(Task) Quote the listing below in full and exactly as written, but omit every picture.
====== Records to process
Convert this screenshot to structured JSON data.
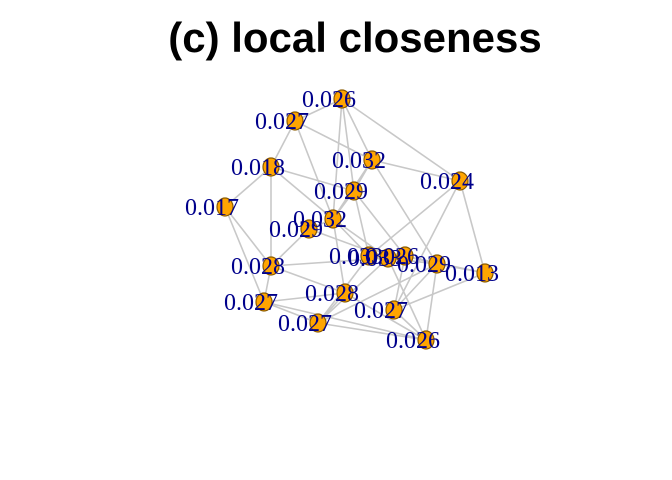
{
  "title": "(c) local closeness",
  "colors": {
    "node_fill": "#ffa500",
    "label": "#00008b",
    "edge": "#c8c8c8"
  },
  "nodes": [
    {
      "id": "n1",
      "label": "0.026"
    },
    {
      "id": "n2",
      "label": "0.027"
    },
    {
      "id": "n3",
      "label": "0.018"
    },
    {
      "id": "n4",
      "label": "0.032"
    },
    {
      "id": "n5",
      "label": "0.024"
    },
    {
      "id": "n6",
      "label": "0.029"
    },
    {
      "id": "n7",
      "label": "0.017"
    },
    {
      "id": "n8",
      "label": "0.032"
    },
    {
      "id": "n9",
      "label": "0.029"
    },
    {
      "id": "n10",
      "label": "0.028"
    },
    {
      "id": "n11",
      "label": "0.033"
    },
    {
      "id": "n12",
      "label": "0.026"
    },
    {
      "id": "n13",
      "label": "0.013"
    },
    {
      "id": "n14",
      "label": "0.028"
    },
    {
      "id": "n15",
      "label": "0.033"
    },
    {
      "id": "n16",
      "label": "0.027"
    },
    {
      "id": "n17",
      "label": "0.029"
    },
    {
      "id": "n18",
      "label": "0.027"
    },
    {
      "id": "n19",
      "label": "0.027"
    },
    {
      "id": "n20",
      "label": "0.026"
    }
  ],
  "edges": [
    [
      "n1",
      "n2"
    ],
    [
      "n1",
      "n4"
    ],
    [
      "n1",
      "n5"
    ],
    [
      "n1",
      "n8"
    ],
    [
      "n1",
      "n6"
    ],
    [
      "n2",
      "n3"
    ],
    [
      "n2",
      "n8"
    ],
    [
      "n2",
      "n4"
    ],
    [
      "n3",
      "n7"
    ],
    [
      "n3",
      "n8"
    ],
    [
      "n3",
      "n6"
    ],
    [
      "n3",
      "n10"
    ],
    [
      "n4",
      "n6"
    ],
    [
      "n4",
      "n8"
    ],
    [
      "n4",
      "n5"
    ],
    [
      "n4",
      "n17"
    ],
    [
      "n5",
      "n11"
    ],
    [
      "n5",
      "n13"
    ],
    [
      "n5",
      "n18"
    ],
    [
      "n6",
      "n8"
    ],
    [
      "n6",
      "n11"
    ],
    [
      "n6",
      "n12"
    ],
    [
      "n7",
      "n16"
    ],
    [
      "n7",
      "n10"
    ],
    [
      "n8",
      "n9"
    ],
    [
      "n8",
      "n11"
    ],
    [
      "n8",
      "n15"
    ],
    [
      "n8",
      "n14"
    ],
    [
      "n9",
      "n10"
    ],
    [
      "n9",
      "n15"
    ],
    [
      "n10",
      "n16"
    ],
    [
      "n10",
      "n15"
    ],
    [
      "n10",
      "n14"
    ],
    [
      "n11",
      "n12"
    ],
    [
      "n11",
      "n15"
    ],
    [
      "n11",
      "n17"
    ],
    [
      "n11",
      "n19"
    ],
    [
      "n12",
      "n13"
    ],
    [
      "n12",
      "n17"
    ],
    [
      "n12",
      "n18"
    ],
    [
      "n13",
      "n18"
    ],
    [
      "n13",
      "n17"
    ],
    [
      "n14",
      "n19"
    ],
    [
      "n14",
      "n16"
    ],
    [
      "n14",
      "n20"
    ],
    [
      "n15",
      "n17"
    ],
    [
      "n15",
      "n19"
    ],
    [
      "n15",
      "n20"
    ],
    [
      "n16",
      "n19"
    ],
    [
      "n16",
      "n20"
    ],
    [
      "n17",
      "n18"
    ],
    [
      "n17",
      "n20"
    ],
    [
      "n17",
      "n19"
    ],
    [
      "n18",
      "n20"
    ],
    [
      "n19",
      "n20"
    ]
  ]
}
============
(Task solution)
Convert this screenshot to structured JSON data.
{
  "title": "(c) local closeness",
  "colors": {
    "node_fill": "#ffa500",
    "label": "#00008b",
    "edge": "#c8c8c8"
  },
  "nodes": [
    {
      "id": "n1",
      "label": "0.026"
    },
    {
      "id": "n2",
      "label": "0.027"
    },
    {
      "id": "n3",
      "label": "0.018"
    },
    {
      "id": "n4",
      "label": "0.032"
    },
    {
      "id": "n5",
      "label": "0.024"
    },
    {
      "id": "n6",
      "label": "0.029"
    },
    {
      "id": "n7",
      "label": "0.017"
    },
    {
      "id": "n8",
      "label": "0.032"
    },
    {
      "id": "n9",
      "label": "0.029"
    },
    {
      "id": "n10",
      "label": "0.028"
    },
    {
      "id": "n11",
      "label": "0.033"
    },
    {
      "id": "n12",
      "label": "0.026"
    },
    {
      "id": "n13",
      "label": "0.013"
    },
    {
      "id": "n14",
      "label": "0.028"
    },
    {
      "id": "n15",
      "label": "0.033"
    },
    {
      "id": "n16",
      "label": "0.027"
    },
    {
      "id": "n17",
      "label": "0.029"
    },
    {
      "id": "n18",
      "label": "0.027"
    },
    {
      "id": "n19",
      "label": "0.027"
    },
    {
      "id": "n20",
      "label": "0.026"
    }
  ],
  "edges": [
    [
      "n1",
      "n2"
    ],
    [
      "n1",
      "n4"
    ],
    [
      "n1",
      "n5"
    ],
    [
      "n1",
      "n8"
    ],
    [
      "n1",
      "n6"
    ],
    [
      "n2",
      "n3"
    ],
    [
      "n2",
      "n8"
    ],
    [
      "n2",
      "n4"
    ],
    [
      "n3",
      "n7"
    ],
    [
      "n3",
      "n8"
    ],
    [
      "n3",
      "n6"
    ],
    [
      "n3",
      "n10"
    ],
    [
      "n4",
      "n6"
    ],
    [
      "n4",
      "n8"
    ],
    [
      "n4",
      "n5"
    ],
    [
      "n4",
      "n17"
    ],
    [
      "n5",
      "n11"
    ],
    [
      "n5",
      "n13"
    ],
    [
      "n5",
      "n18"
    ],
    [
      "n6",
      "n8"
    ],
    [
      "n6",
      "n11"
    ],
    [
      "n6",
      "n12"
    ],
    [
      "n7",
      "n16"
    ],
    [
      "n7",
      "n10"
    ],
    [
      "n8",
      "n9"
    ],
    [
      "n8",
      "n11"
    ],
    [
      "n8",
      "n15"
    ],
    [
      "n8",
      "n14"
    ],
    [
      "n9",
      "n10"
    ],
    [
      "n9",
      "n15"
    ],
    [
      "n10",
      "n16"
    ],
    [
      "n10",
      "n15"
    ],
    [
      "n10",
      "n14"
    ],
    [
      "n11",
      "n12"
    ],
    [
      "n11",
      "n15"
    ],
    [
      "n11",
      "n17"
    ],
    [
      "n11",
      "n19"
    ],
    [
      "n12",
      "n13"
    ],
    [
      "n12",
      "n17"
    ],
    [
      "n12",
      "n18"
    ],
    [
      "n13",
      "n18"
    ],
    [
      "n13",
      "n17"
    ],
    [
      "n14",
      "n19"
    ],
    [
      "n14",
      "n16"
    ],
    [
      "n14",
      "n20"
    ],
    [
      "n15",
      "n17"
    ],
    [
      "n15",
      "n19"
    ],
    [
      "n15",
      "n20"
    ],
    [
      "n16",
      "n19"
    ],
    [
      "n16",
      "n20"
    ],
    [
      "n17",
      "n18"
    ],
    [
      "n17",
      "n20"
    ],
    [
      "n17",
      "n19"
    ],
    [
      "n18",
      "n20"
    ],
    [
      "n19",
      "n20"
    ]
  ]
}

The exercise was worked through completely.